Count the lines below that contain the word "screenshot", and give only that number.

================================

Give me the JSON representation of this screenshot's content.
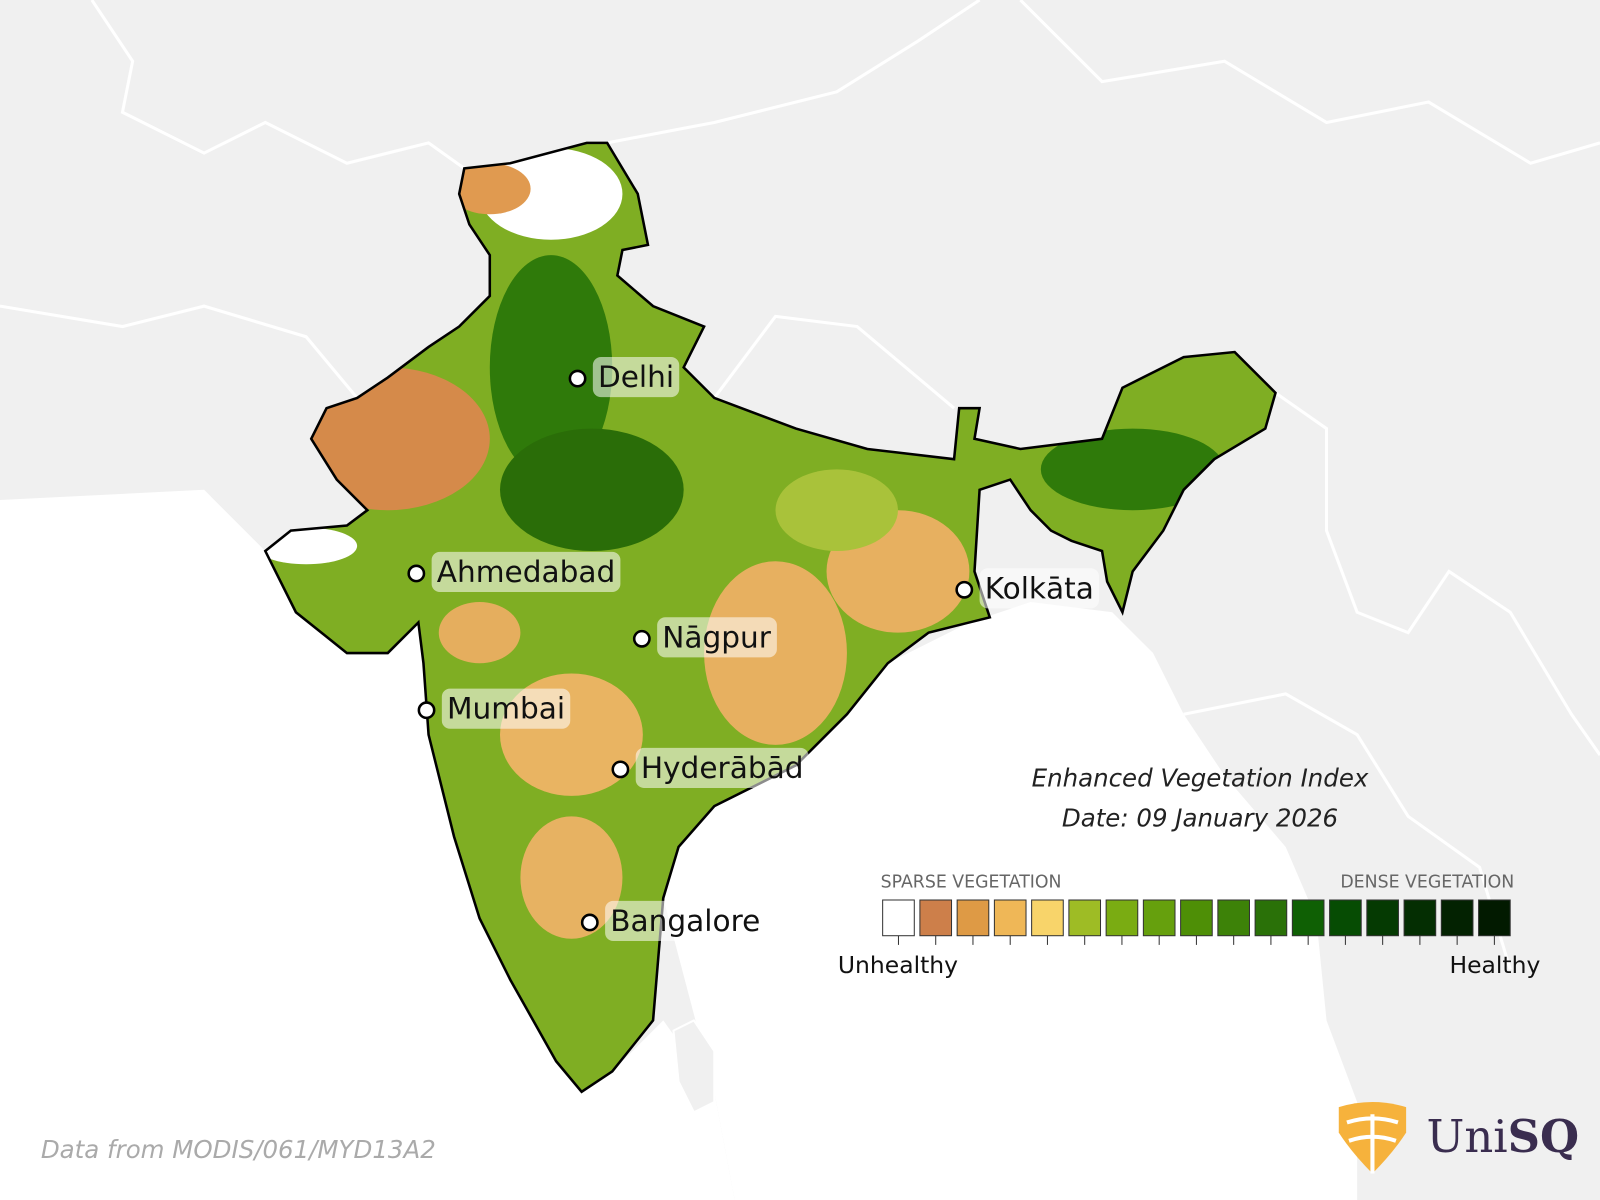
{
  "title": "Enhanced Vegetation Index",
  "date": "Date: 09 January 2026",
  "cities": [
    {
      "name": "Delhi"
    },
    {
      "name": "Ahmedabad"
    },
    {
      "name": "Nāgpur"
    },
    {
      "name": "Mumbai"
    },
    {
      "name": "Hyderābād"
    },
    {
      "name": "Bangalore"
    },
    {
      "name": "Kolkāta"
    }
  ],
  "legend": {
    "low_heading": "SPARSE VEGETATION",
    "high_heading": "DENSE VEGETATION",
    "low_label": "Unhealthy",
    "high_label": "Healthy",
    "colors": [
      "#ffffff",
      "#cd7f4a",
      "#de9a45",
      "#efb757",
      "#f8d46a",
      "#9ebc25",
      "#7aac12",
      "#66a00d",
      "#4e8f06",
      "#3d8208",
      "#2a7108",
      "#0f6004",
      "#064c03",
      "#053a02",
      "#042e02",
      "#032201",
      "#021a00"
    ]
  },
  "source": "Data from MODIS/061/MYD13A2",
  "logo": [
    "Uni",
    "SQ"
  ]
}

================================

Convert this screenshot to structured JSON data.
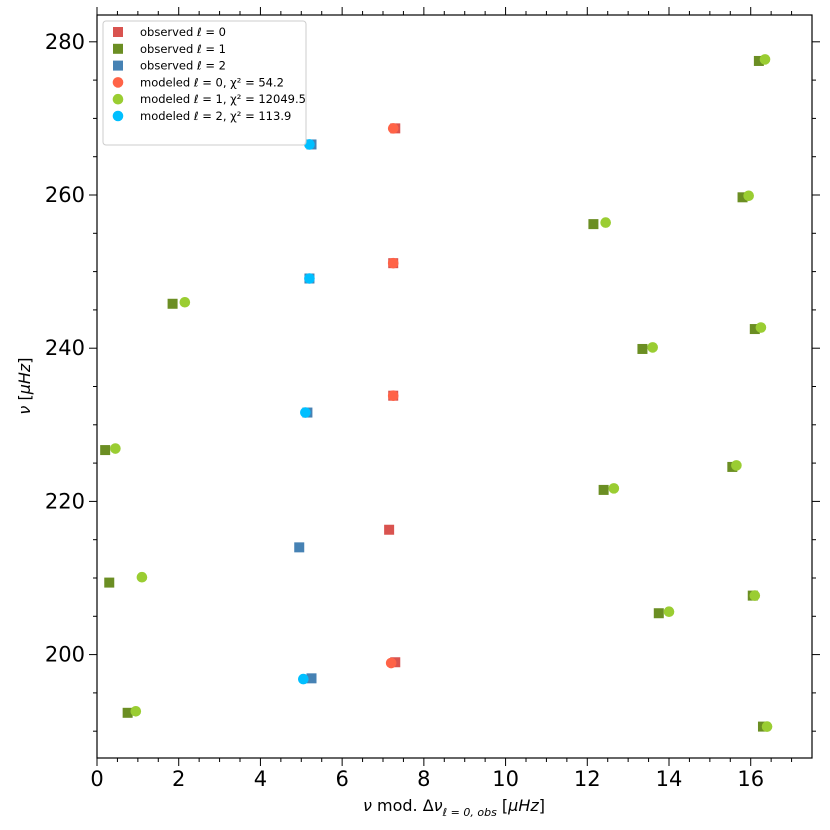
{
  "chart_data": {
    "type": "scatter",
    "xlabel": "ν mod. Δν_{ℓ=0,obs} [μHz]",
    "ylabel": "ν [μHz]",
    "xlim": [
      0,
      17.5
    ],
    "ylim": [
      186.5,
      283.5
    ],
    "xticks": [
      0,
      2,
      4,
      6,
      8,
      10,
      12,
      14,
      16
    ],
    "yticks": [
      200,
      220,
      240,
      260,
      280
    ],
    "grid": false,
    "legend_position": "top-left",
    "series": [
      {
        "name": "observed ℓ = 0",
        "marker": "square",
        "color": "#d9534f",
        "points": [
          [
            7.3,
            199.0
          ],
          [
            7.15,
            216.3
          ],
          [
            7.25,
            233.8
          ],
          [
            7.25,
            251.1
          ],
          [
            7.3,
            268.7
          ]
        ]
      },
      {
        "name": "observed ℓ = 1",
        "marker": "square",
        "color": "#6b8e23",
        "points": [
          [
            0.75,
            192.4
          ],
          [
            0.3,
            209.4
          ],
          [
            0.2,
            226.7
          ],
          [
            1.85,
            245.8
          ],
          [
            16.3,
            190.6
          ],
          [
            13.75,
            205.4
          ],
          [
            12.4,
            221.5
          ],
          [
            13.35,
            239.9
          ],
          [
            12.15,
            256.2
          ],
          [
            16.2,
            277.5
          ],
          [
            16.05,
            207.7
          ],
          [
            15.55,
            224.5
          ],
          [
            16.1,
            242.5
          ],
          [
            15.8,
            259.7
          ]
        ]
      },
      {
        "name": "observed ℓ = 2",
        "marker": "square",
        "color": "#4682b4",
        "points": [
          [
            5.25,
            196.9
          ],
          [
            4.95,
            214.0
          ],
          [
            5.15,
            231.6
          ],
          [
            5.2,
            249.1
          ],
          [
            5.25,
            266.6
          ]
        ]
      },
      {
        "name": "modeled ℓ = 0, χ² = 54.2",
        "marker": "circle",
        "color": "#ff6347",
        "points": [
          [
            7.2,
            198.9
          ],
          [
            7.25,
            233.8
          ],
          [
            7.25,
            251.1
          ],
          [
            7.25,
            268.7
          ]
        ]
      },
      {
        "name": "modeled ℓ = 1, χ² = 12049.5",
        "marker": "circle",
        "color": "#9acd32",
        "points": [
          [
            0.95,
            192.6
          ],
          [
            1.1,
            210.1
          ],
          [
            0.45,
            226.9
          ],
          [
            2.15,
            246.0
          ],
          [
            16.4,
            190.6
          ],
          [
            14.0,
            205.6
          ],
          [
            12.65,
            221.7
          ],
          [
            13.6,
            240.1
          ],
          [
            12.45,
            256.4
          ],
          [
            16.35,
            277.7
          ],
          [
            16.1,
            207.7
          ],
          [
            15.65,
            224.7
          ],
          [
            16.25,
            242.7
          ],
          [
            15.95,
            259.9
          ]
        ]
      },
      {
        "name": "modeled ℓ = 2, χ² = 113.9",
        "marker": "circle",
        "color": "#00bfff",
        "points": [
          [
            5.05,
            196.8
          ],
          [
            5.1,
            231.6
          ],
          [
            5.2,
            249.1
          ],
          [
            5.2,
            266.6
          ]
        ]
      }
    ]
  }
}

================================

* _Answer to the task_
2